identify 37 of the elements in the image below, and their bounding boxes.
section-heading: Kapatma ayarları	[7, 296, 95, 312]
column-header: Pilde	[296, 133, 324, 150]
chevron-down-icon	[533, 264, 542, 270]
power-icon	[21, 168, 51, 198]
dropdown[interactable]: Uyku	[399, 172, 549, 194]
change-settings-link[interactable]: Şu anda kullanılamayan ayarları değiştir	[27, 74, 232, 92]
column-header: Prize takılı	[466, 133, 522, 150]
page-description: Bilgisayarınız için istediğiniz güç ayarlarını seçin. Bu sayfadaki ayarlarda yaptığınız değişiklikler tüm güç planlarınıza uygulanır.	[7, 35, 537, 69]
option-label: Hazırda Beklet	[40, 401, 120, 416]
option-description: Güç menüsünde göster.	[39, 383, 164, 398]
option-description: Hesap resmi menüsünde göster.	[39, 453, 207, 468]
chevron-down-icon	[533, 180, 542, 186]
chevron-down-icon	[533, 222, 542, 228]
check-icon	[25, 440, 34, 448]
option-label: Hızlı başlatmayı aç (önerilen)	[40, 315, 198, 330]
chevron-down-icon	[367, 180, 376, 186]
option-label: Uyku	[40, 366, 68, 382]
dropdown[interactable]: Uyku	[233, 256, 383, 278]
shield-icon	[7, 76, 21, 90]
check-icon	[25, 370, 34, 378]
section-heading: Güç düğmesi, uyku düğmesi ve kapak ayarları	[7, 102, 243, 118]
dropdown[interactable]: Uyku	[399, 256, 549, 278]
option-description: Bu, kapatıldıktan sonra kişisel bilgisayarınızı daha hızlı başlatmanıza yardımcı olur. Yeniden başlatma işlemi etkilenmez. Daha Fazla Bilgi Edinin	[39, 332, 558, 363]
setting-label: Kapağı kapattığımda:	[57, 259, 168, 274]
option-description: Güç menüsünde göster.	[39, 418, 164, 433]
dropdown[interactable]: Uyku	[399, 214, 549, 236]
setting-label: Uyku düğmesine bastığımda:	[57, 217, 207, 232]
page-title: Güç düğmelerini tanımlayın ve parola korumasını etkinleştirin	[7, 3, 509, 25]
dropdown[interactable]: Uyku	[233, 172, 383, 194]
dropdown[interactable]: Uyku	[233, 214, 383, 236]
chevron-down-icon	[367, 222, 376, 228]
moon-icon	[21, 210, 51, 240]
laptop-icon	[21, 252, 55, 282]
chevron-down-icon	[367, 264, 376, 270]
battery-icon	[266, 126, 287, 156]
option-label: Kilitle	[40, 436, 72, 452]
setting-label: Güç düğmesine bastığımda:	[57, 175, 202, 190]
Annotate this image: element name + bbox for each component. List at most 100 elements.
...
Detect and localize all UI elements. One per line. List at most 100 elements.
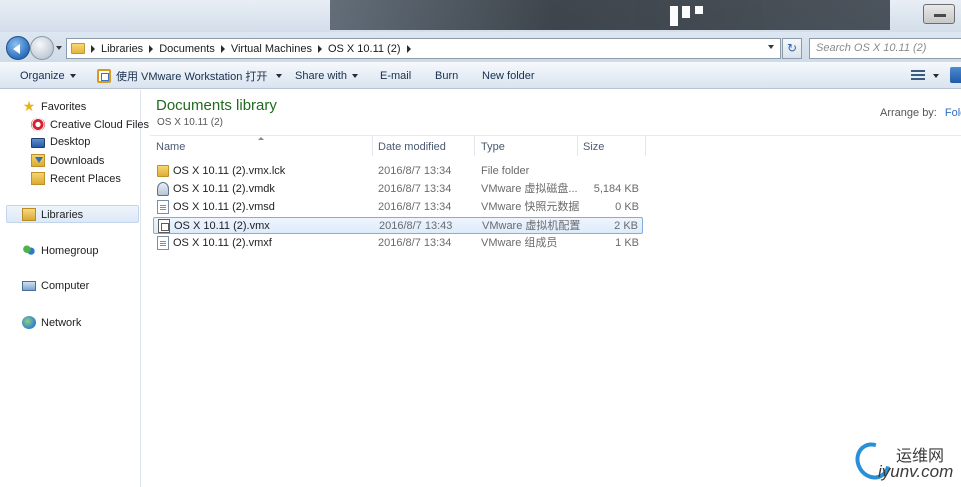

## The problem:
Quote everything from the line containing "identify 37 of" down to the line containing "133, 522, 150]", both included.

## Exercise result:
identify 37 of the elements in the image below, and their bounding boxes.
section-heading: Kapatma ayarları	[7, 296, 95, 312]
column-header: Pilde	[296, 133, 324, 150]
chevron-down-icon	[533, 264, 542, 270]
power-icon	[21, 168, 51, 198]
dropdown[interactable]: Uyku	[399, 172, 549, 194]
change-settings-link[interactable]: Şu anda kullanılamayan ayarları değiştir	[27, 74, 232, 92]
column-header: Prize takılı	[466, 133, 522, 150]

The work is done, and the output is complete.